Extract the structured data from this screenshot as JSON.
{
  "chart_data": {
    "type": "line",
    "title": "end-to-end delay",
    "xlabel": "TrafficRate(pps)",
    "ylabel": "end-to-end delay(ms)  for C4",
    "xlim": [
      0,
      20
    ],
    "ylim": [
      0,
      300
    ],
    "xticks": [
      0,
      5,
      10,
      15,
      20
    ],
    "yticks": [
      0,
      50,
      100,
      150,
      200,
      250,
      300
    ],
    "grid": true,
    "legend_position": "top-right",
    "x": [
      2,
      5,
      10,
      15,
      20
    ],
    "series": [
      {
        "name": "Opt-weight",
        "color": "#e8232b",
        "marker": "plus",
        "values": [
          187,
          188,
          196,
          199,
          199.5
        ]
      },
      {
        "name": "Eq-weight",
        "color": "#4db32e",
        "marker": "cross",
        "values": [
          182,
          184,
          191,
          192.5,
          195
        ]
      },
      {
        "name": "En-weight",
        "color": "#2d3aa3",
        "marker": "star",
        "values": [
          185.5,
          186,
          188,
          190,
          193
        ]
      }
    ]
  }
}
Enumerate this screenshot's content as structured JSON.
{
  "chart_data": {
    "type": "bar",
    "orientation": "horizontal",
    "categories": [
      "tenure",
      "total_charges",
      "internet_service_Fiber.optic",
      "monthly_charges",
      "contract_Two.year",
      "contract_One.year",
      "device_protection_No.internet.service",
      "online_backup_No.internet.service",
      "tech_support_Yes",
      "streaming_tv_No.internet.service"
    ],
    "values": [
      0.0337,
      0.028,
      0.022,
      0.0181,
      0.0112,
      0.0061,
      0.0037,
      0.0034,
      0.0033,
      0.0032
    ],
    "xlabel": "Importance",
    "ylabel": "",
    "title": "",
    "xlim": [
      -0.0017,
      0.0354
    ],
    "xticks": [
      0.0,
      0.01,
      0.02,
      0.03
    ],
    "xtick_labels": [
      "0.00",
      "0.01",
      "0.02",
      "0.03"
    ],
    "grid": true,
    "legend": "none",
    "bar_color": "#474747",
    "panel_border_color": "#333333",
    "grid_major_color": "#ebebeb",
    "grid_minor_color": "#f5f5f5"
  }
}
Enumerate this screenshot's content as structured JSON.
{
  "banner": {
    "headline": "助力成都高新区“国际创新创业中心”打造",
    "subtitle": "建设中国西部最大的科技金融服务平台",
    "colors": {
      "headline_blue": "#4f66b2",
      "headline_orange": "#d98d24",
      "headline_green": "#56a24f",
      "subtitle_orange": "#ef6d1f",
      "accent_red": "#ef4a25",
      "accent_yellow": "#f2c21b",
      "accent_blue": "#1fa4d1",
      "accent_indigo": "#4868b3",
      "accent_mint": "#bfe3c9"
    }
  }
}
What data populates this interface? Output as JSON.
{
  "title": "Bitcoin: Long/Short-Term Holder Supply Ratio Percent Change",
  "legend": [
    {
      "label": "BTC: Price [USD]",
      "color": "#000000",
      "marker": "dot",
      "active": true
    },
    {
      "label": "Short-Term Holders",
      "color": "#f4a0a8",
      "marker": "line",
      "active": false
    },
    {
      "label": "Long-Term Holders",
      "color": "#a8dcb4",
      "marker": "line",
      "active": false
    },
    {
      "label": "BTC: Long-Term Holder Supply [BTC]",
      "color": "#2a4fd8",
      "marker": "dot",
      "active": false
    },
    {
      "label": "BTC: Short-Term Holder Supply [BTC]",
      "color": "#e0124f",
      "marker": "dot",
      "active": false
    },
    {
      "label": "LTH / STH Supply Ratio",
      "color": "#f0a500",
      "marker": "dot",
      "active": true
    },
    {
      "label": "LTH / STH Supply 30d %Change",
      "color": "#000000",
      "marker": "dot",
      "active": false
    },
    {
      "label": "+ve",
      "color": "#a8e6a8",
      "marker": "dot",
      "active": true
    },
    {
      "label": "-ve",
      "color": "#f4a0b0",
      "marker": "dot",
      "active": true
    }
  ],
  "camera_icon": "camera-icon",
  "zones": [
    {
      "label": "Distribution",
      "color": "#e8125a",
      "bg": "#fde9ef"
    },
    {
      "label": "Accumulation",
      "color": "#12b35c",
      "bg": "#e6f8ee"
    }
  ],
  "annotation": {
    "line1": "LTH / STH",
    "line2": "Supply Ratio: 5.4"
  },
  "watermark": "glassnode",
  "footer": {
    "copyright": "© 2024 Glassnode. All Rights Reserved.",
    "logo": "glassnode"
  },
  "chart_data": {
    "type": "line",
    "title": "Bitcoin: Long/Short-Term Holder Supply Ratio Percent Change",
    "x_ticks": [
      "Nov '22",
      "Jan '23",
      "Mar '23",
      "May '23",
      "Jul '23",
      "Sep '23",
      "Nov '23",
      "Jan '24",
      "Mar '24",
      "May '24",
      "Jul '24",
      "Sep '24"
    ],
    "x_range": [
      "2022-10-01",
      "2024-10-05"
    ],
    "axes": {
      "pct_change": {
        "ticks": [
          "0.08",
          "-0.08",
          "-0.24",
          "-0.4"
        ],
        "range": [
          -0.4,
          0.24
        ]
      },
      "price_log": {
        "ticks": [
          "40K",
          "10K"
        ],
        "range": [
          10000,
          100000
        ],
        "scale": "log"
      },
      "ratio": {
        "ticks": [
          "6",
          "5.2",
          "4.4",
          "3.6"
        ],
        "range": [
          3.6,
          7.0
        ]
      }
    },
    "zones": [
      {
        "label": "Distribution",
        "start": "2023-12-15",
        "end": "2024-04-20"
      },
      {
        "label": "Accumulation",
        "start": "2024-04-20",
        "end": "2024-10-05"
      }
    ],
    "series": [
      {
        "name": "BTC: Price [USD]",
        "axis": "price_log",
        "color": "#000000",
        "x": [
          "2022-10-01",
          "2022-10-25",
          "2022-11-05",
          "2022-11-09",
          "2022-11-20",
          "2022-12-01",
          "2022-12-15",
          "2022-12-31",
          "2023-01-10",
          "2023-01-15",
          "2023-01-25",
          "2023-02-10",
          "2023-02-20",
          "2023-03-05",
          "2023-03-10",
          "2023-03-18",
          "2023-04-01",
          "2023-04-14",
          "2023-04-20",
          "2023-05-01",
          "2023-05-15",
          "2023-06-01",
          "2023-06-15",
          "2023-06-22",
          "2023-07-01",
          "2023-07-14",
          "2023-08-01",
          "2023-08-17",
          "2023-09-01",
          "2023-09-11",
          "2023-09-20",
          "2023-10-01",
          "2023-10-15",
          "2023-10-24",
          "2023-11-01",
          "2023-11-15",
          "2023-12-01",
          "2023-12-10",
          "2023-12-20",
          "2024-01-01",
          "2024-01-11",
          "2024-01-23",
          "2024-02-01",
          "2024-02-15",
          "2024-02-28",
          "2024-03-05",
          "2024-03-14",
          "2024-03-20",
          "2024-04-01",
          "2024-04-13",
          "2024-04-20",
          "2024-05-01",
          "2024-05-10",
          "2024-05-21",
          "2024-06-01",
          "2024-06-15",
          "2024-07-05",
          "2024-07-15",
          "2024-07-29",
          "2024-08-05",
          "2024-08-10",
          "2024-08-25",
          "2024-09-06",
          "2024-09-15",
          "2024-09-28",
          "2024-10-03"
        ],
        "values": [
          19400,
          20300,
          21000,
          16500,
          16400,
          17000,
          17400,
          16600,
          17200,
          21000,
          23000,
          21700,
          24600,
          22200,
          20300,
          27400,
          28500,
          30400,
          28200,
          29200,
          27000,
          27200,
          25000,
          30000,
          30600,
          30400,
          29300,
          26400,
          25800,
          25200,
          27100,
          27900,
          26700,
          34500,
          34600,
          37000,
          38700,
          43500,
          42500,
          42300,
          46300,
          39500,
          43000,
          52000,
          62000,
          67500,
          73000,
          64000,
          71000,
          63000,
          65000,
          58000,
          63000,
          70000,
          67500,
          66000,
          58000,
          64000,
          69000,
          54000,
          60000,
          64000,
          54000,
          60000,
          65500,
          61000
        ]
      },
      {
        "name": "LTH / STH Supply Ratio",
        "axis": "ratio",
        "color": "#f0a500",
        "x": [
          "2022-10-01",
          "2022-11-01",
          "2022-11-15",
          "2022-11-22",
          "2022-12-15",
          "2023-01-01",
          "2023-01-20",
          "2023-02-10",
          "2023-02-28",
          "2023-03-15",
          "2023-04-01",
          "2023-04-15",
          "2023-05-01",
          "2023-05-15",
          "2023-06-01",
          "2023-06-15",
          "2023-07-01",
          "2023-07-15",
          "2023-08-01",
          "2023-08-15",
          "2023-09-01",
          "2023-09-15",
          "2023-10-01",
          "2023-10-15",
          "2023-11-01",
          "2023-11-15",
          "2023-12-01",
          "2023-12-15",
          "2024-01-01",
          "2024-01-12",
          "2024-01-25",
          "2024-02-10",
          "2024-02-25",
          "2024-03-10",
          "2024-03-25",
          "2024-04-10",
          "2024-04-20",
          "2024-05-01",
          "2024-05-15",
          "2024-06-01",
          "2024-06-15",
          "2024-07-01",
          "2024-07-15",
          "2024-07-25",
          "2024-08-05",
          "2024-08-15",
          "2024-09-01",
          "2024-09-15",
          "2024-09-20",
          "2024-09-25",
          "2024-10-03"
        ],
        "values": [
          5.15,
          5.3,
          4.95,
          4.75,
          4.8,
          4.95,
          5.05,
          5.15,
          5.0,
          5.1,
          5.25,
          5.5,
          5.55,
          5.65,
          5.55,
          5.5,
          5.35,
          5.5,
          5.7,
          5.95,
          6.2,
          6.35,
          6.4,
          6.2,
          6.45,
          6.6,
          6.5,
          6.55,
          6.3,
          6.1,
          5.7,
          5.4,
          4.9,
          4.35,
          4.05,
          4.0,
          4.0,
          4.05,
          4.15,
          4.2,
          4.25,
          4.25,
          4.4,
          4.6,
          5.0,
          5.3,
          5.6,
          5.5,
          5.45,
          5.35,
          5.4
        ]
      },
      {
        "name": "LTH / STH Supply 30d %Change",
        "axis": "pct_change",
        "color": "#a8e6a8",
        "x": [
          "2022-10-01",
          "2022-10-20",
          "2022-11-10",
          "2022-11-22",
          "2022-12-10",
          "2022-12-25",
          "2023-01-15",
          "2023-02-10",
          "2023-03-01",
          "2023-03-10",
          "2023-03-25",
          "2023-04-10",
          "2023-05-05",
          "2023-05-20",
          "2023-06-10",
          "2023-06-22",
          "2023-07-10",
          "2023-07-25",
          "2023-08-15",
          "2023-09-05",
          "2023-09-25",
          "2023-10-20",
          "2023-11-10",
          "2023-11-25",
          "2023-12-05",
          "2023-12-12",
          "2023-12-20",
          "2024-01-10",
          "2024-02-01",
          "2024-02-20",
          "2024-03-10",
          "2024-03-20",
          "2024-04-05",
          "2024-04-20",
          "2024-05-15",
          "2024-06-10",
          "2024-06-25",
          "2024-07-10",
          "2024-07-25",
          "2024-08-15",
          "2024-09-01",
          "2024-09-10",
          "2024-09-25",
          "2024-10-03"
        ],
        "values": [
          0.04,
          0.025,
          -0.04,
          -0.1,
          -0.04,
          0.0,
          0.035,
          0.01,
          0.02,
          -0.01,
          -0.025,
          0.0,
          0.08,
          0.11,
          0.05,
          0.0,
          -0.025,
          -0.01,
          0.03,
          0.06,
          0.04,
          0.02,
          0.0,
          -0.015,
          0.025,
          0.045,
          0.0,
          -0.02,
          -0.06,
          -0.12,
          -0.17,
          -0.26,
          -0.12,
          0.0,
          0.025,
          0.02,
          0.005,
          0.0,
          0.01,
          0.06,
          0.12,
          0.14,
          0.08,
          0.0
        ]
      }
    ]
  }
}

[Your objective]
Locate the word "Percent" in the records and collect each line it appears in.

[Worked solution]
  "title": "Bitcoin: Long/Short-Term Holder Supply Ratio Percent Change",
    "title": "Bitcoin: Long/Short-Term Holder Supply Ratio Percent Change",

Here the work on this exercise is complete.